Give the number of lines in the records that contain the string "device", counting only matches with the same case, and reply with that number alone.

> **Stored records**:
_ _ _

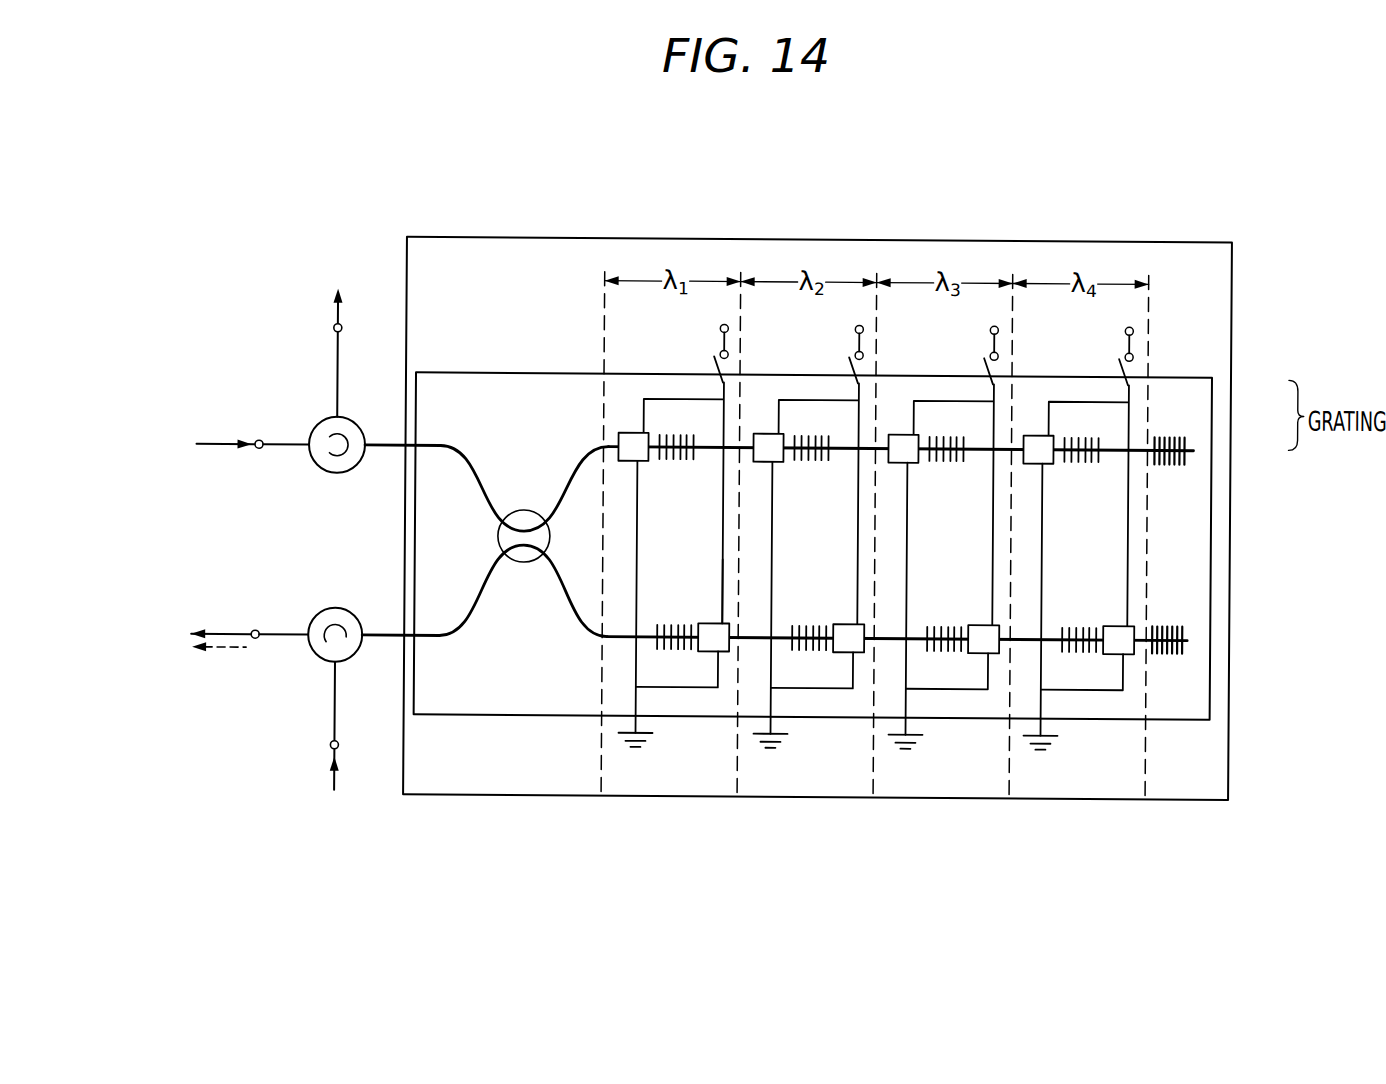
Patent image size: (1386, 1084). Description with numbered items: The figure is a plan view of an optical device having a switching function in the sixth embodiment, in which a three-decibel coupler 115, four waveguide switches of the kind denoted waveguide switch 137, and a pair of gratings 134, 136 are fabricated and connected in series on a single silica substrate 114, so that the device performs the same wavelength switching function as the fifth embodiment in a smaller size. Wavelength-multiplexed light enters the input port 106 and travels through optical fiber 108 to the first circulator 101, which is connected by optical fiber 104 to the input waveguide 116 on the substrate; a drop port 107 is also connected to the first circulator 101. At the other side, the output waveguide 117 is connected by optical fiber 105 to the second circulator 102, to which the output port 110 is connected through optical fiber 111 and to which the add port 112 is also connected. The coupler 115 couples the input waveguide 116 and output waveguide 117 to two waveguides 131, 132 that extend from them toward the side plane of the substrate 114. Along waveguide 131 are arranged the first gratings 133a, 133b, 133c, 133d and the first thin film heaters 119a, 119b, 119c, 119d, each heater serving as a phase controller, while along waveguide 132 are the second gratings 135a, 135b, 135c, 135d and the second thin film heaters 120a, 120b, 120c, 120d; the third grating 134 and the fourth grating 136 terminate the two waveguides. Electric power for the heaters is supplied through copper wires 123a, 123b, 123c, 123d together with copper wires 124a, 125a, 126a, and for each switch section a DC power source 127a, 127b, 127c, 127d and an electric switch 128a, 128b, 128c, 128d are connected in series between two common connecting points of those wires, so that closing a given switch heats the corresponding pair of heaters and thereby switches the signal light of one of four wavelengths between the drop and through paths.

_ _ _

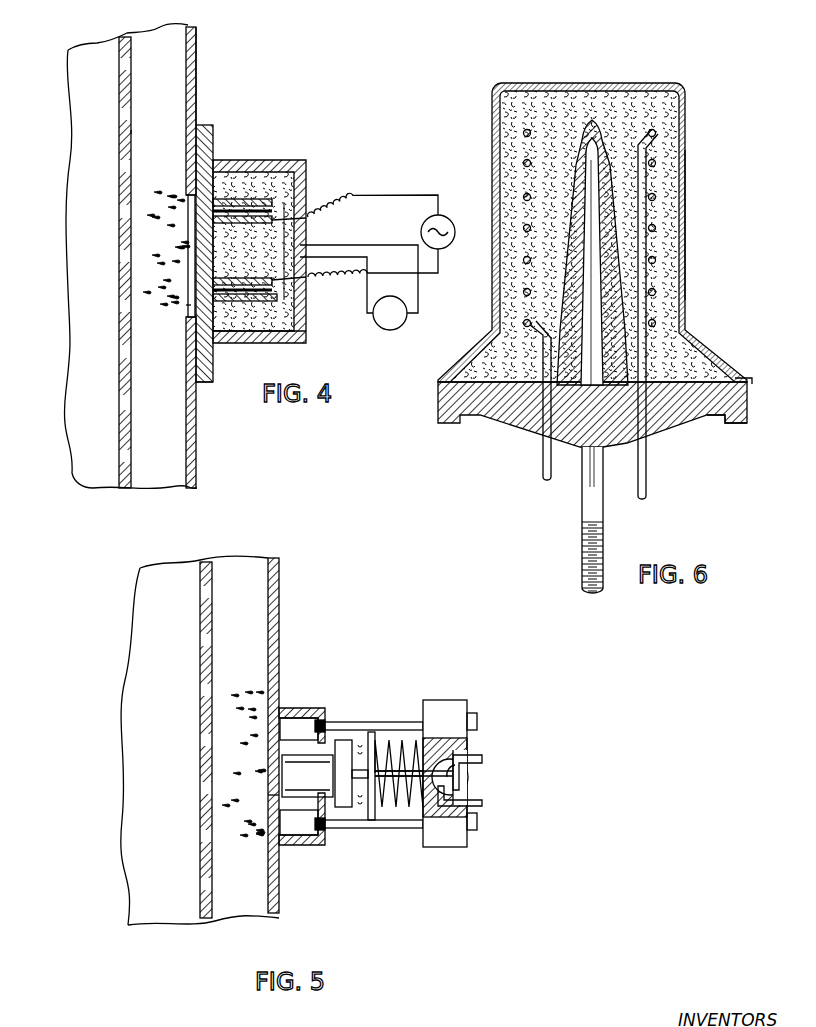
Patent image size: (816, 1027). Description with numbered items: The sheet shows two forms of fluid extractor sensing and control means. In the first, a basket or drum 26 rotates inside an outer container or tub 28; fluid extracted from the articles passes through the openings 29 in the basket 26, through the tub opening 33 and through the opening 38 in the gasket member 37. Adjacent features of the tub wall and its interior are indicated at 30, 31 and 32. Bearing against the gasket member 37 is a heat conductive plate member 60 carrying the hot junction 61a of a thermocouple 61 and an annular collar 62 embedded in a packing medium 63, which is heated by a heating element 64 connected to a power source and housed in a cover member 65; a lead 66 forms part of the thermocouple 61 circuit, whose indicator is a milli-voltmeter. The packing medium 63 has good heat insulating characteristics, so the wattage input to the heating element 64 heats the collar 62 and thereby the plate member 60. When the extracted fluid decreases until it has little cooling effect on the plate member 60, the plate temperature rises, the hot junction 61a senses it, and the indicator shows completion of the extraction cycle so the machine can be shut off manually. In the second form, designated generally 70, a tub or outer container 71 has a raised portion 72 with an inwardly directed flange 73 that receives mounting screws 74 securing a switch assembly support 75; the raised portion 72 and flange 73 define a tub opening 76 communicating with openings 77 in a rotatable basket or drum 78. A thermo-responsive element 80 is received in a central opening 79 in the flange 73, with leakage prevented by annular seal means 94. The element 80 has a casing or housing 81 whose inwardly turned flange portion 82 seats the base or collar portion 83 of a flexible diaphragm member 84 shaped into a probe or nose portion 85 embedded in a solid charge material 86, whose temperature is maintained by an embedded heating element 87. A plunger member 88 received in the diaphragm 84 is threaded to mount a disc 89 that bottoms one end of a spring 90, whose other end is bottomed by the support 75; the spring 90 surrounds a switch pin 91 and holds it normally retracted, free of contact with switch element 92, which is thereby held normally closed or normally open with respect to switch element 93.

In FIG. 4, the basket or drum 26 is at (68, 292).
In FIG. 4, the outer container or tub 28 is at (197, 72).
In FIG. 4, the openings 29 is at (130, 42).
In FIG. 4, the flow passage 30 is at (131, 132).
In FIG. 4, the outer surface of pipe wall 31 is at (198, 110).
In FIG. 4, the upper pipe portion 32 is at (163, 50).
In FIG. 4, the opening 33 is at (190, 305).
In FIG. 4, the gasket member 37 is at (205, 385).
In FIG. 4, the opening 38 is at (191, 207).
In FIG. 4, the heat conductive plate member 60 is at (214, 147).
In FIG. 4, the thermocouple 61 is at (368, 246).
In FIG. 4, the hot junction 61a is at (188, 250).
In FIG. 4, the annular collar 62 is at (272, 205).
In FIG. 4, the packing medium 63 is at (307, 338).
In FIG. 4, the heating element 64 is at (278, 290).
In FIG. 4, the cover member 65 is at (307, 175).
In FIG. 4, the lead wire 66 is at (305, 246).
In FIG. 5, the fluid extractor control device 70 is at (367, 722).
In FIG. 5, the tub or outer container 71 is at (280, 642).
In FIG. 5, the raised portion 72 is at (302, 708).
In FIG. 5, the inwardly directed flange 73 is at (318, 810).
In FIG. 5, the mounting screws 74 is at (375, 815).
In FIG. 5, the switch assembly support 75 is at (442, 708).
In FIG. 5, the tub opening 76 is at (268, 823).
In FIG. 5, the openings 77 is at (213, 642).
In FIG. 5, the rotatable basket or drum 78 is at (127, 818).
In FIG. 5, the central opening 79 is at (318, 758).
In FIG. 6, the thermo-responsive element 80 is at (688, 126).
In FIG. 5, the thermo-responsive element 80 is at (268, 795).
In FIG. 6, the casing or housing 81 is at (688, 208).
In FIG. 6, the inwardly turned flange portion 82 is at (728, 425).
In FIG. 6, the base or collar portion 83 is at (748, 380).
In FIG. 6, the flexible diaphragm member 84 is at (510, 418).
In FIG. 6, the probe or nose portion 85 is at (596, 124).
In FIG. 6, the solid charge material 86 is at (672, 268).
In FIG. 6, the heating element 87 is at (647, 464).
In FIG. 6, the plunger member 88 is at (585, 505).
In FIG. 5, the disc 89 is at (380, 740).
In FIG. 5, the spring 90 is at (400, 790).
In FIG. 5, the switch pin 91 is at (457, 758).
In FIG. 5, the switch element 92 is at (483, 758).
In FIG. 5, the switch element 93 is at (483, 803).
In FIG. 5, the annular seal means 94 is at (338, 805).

_ _ _

> **Reply to the exercise**: 2